* Work task *
Lines that include "content" make up the answer; copy all of them from the data below.

# # # # # # #

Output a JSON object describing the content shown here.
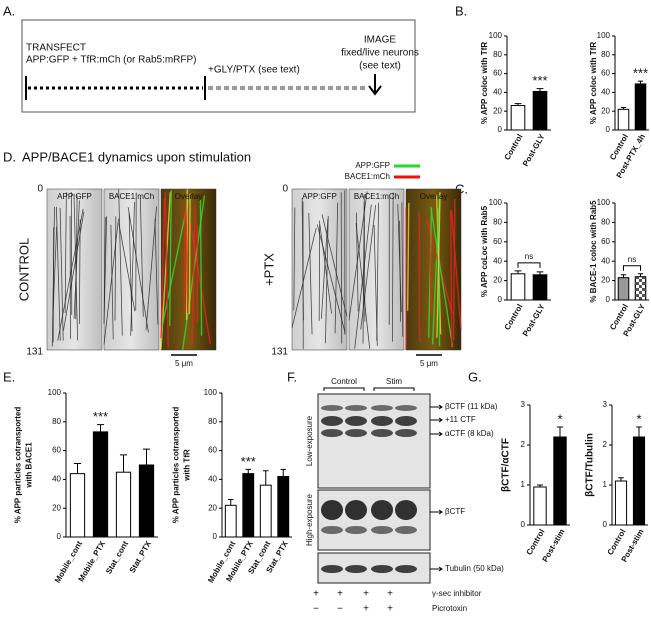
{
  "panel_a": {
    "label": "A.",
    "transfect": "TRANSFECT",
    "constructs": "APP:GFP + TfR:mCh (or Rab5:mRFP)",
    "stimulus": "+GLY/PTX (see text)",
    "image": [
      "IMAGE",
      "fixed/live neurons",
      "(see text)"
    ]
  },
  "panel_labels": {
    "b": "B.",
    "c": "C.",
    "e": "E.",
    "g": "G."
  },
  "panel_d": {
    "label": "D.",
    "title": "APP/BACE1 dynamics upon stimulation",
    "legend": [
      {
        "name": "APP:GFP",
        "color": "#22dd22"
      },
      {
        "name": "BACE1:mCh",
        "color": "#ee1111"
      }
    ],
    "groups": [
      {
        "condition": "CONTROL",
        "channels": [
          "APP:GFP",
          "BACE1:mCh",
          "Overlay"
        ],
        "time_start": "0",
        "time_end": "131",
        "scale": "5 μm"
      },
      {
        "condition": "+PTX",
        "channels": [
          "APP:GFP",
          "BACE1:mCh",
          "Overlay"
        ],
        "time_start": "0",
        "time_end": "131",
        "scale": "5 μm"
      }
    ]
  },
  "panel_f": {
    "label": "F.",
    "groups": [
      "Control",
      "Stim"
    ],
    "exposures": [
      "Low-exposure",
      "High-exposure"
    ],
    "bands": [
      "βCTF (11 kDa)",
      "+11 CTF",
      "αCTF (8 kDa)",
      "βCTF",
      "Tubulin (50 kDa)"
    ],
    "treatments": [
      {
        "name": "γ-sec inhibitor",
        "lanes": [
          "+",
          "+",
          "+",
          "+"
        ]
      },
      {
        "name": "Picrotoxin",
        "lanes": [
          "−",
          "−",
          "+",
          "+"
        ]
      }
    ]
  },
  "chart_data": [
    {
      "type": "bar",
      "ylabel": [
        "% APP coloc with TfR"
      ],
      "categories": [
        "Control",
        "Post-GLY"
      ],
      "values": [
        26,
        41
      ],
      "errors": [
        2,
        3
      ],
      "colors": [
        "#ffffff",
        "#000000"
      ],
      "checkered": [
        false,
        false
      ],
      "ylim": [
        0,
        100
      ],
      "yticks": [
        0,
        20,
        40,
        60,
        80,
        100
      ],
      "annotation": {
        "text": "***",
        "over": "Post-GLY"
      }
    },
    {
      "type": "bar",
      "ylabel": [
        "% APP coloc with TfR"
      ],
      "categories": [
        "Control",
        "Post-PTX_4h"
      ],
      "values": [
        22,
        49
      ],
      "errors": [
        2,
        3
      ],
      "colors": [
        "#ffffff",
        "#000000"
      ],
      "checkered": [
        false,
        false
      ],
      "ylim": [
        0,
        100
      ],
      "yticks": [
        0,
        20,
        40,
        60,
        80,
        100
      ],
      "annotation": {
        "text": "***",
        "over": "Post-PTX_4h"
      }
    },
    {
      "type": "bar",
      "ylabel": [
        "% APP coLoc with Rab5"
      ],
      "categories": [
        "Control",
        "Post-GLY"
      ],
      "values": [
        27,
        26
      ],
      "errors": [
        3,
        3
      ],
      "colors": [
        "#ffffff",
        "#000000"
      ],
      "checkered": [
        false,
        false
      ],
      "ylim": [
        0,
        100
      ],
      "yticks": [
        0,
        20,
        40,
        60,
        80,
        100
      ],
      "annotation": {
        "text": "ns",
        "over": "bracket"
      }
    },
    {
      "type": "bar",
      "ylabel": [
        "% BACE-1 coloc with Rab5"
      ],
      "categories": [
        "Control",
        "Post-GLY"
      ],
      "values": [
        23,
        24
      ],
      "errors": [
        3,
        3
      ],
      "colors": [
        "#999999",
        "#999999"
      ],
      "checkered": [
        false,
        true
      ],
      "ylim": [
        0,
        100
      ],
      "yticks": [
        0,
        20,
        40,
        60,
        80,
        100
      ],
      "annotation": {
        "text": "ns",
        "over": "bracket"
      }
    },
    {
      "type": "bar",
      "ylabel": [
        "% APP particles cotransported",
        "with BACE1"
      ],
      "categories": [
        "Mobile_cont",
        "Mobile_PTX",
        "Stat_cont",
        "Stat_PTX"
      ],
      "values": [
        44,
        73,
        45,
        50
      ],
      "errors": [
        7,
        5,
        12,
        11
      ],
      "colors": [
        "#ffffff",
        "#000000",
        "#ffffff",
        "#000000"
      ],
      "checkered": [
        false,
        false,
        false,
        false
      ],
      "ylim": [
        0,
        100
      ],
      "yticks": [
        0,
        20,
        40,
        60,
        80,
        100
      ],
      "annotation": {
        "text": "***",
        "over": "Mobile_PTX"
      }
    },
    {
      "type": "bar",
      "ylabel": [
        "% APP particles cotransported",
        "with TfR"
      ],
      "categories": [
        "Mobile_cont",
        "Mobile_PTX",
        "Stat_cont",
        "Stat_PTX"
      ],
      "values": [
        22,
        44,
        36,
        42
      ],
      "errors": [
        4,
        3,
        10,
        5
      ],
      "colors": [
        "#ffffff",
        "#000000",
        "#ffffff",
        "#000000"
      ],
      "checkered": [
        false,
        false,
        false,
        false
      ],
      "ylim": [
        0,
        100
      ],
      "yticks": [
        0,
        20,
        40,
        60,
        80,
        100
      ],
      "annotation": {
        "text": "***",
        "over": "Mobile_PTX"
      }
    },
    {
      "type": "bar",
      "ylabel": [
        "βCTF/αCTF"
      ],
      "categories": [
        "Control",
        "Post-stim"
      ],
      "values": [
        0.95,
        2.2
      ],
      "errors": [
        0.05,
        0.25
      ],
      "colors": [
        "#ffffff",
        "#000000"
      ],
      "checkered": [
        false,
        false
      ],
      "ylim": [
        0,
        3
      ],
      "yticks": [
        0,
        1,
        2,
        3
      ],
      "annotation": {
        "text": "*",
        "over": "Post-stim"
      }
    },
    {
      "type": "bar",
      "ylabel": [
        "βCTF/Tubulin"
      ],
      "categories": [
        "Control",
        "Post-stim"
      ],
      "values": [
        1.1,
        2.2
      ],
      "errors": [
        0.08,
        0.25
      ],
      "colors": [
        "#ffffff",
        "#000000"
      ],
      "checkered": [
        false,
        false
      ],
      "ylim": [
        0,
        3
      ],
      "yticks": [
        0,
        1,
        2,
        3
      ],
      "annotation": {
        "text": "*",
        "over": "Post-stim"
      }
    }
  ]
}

# # # # # # #

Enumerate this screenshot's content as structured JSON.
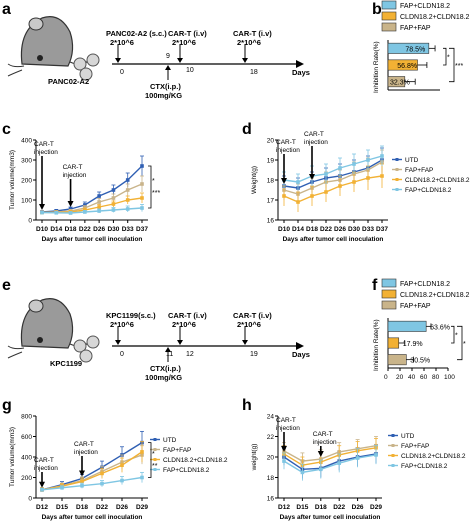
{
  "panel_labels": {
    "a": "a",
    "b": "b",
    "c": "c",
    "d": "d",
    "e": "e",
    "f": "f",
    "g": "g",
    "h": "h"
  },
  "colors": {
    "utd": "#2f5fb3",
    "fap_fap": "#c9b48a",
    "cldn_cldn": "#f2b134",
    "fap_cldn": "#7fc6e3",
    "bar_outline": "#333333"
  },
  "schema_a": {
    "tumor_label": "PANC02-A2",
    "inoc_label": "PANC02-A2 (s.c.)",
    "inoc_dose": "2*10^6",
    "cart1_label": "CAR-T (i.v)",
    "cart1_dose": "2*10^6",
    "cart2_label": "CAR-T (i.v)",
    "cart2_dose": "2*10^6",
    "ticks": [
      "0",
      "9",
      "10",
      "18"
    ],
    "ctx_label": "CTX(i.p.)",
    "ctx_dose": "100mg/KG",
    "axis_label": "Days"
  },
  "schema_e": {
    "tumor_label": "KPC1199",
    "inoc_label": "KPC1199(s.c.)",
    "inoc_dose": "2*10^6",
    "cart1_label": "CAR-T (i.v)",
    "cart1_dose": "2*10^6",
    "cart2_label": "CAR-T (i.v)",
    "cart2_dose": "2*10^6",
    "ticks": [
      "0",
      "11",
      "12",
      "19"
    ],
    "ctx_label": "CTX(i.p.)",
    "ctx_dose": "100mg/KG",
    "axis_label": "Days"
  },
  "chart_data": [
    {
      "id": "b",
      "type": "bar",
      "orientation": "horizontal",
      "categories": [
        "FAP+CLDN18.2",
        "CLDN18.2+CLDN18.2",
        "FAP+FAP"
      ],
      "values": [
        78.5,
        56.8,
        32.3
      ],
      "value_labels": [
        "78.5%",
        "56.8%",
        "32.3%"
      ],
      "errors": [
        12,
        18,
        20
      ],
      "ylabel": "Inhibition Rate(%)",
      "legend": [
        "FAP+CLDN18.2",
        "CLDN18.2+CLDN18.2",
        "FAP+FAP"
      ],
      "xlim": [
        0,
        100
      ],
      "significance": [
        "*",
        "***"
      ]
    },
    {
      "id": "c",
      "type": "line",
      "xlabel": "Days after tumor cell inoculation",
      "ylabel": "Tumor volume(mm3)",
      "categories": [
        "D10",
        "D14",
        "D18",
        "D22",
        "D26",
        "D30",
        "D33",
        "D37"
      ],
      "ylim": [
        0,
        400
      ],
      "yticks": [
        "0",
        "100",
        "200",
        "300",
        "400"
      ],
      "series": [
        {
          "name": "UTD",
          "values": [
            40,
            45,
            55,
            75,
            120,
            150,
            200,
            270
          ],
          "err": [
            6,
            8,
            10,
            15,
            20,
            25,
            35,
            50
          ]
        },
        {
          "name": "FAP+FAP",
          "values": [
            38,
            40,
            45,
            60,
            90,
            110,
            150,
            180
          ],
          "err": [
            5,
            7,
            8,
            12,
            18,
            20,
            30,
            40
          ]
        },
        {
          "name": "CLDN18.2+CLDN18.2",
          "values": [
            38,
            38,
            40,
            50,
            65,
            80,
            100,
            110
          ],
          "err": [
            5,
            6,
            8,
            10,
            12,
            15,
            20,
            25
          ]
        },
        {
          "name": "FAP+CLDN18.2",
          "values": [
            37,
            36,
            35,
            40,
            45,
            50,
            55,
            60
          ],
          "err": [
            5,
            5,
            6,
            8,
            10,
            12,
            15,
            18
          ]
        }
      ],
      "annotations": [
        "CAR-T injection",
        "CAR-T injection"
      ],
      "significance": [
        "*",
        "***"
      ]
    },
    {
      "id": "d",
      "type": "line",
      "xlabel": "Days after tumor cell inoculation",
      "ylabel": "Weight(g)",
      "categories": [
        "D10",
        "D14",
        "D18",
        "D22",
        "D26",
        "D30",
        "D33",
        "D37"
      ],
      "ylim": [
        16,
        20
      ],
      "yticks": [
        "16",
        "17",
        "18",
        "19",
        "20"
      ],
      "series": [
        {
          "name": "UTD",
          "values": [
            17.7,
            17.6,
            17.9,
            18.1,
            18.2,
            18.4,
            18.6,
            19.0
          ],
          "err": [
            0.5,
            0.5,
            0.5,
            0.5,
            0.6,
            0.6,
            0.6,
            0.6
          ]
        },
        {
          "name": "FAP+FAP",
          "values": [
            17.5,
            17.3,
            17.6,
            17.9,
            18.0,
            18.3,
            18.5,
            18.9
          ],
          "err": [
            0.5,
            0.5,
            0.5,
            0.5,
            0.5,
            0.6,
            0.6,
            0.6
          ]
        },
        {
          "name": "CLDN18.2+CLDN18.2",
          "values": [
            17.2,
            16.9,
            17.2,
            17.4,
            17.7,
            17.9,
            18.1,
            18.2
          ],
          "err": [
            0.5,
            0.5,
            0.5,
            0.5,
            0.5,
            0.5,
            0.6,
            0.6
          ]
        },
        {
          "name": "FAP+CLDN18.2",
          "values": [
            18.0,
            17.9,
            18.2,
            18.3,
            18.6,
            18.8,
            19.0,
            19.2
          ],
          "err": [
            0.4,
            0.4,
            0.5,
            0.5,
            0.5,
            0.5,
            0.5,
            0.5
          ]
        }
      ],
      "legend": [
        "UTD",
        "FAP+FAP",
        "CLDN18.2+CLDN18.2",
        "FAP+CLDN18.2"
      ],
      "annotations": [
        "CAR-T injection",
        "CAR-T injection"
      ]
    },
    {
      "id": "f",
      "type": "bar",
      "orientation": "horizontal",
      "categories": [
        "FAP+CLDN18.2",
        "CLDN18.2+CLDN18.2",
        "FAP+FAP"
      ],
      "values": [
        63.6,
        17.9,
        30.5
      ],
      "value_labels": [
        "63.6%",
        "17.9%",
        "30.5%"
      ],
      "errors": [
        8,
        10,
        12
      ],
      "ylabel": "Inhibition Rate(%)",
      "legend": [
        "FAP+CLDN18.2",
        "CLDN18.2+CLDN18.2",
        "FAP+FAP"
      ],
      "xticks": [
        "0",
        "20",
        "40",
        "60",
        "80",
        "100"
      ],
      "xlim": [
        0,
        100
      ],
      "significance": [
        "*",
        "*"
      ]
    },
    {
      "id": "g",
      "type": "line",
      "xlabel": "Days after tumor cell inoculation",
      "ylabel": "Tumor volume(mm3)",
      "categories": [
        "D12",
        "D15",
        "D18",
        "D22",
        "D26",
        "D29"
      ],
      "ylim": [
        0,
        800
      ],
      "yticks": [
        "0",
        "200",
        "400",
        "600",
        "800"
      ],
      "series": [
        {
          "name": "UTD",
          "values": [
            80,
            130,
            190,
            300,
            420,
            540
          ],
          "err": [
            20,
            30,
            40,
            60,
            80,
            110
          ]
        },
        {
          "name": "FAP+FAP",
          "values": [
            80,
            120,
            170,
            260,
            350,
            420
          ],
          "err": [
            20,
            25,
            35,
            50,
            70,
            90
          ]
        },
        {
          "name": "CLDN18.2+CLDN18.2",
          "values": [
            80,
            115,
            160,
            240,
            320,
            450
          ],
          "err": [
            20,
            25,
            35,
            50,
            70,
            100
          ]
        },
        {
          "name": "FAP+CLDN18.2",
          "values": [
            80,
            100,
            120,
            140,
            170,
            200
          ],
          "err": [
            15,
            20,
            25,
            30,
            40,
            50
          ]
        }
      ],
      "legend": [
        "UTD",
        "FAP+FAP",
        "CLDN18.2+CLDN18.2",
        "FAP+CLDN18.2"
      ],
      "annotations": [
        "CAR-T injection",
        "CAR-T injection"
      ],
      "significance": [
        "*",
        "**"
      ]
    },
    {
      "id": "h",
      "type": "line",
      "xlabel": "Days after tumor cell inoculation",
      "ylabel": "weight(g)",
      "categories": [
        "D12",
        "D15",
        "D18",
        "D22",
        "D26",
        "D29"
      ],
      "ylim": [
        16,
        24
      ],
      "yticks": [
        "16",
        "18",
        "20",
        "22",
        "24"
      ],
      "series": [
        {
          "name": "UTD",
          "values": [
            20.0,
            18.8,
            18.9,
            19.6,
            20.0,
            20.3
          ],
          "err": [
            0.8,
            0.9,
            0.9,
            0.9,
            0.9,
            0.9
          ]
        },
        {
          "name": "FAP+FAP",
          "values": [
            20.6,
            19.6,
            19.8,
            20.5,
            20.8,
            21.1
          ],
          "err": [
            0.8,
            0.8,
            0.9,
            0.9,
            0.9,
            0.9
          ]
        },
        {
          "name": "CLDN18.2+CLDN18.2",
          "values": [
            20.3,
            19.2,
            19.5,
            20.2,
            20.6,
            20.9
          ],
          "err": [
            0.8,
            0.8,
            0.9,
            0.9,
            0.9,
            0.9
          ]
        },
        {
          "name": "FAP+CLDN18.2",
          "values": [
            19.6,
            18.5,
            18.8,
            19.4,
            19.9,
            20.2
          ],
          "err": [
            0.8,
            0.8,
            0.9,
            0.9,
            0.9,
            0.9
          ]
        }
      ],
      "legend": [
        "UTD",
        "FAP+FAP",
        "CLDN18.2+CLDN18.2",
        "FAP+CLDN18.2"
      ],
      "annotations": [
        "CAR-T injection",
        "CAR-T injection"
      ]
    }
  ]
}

# # # # # # #

* Result of this task *
Output a JSON object describing the content shown here.
Enumerate this screenshot's content as structured JSON.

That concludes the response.